WRITTEN REQUEST: Go over the entries below line by line, copying each one that contains the word "tiếng".

GIVEN DATA:
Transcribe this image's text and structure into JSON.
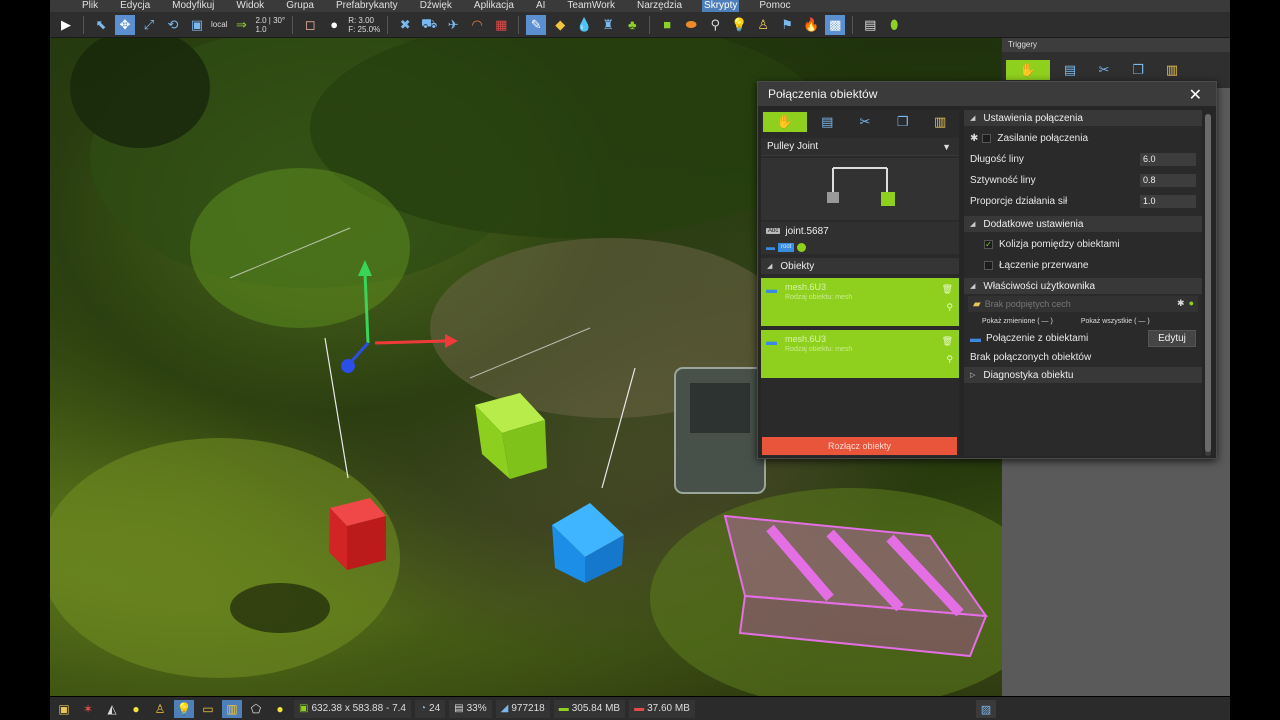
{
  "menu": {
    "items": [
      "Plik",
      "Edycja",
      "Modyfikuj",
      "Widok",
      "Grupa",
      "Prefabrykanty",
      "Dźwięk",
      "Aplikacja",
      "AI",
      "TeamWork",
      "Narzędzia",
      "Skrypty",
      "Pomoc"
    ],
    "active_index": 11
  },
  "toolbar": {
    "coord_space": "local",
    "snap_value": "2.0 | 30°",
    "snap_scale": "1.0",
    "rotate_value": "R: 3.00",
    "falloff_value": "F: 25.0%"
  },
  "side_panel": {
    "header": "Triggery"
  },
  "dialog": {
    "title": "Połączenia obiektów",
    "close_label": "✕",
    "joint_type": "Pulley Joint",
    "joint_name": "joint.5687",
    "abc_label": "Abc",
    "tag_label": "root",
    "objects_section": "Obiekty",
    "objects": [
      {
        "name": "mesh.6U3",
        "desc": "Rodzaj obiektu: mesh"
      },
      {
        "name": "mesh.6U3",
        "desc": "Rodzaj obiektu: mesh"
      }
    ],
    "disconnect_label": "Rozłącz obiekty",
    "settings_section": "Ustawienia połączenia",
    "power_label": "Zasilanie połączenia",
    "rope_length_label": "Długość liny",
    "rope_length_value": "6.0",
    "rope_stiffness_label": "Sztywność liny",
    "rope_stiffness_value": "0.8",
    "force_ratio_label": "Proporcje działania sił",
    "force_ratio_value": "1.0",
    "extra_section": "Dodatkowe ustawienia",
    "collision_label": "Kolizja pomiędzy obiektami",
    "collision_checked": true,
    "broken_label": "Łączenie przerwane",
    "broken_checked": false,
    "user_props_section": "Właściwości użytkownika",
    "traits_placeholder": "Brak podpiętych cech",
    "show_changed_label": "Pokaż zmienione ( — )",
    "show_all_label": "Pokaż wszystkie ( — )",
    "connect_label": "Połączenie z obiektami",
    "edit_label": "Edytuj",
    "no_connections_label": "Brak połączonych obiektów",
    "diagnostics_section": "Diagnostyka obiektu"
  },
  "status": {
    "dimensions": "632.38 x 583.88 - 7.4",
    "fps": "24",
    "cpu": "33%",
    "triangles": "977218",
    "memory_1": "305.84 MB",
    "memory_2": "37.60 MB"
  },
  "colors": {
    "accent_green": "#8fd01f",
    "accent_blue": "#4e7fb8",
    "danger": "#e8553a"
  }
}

...

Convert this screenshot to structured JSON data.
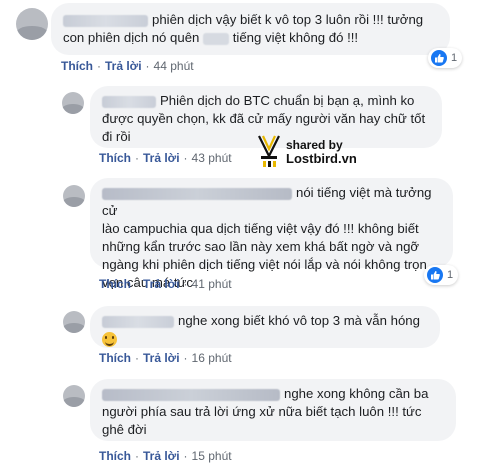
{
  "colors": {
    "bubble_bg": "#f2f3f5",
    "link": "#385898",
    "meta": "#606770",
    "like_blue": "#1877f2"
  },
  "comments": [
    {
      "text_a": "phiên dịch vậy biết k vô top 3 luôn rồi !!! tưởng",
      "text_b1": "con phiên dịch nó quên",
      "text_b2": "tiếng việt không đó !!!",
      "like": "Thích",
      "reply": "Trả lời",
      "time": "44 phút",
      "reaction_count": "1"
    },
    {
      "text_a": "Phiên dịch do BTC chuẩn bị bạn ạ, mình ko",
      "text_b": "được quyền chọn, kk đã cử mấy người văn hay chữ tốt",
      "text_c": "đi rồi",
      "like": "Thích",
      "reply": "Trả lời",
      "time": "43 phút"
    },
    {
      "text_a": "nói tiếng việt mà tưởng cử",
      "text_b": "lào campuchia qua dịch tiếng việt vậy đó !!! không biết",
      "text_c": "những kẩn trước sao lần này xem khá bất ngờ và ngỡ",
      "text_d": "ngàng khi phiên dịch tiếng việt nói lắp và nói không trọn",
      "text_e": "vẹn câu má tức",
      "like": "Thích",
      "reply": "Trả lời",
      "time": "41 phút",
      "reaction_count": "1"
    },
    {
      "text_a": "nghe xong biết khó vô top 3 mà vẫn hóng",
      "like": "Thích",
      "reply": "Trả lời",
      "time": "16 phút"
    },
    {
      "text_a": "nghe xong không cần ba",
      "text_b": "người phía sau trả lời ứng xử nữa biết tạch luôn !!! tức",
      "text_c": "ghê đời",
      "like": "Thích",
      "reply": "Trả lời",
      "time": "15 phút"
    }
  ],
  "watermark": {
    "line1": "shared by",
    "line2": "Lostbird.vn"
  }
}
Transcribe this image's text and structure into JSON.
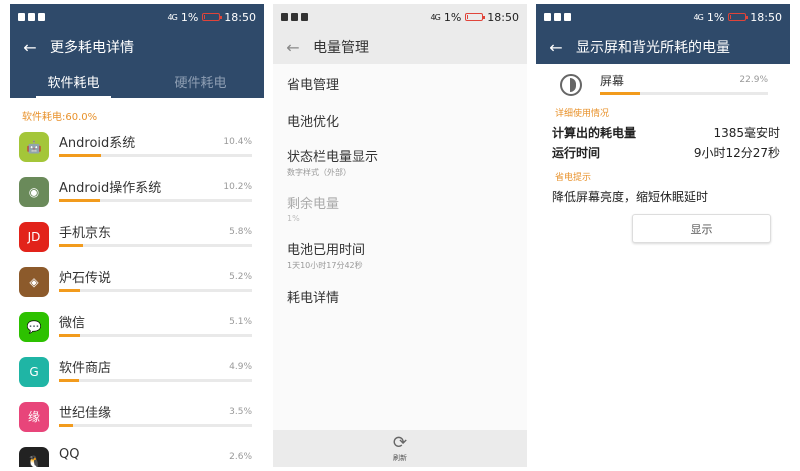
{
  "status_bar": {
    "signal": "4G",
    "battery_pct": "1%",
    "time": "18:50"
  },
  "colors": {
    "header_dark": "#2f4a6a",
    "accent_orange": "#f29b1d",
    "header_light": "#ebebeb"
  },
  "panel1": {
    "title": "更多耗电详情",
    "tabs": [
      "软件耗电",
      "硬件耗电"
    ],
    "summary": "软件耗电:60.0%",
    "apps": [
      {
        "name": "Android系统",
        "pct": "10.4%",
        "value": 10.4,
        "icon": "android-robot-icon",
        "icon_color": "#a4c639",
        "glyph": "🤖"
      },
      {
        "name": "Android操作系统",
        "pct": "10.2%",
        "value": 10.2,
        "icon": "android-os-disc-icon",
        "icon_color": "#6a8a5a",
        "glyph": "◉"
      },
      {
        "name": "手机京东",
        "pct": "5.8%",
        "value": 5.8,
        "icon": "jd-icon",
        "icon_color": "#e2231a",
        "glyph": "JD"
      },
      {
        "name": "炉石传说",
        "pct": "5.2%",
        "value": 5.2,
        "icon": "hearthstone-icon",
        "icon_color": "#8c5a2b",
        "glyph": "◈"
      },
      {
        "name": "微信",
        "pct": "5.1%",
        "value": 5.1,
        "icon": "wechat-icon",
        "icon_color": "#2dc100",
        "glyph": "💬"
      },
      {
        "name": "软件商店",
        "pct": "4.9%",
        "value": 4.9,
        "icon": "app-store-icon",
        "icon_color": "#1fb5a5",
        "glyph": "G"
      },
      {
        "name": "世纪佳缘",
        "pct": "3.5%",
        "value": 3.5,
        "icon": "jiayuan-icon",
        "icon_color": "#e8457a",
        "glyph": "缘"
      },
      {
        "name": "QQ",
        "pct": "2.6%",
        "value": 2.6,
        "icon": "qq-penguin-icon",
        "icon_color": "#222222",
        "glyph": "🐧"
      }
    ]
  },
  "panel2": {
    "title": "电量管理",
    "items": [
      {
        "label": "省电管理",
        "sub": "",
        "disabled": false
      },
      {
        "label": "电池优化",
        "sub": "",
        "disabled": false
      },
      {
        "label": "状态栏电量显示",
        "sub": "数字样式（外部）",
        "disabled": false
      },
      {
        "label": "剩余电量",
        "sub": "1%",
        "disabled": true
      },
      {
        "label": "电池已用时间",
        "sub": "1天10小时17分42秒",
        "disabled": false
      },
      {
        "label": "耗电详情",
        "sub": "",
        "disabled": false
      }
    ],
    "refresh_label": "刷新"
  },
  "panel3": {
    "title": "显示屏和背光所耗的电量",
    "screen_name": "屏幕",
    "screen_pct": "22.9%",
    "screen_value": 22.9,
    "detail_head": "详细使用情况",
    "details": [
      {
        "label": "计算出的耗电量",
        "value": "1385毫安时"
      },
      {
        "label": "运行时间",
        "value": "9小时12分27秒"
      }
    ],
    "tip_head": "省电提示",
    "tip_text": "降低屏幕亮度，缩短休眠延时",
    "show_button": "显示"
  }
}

EXPECTED ANSWER:
      "text_b2": "tiếng việt không đó !!!",
      "text_a": "nói tiếng việt mà tưởng cử",
      "text_b": "lào campuchia qua dịch tiếng việt vậy đó !!! không biết",
      "text_d": "ngàng khi phiên dịch tiếng việt nói lắp và nói không trọn",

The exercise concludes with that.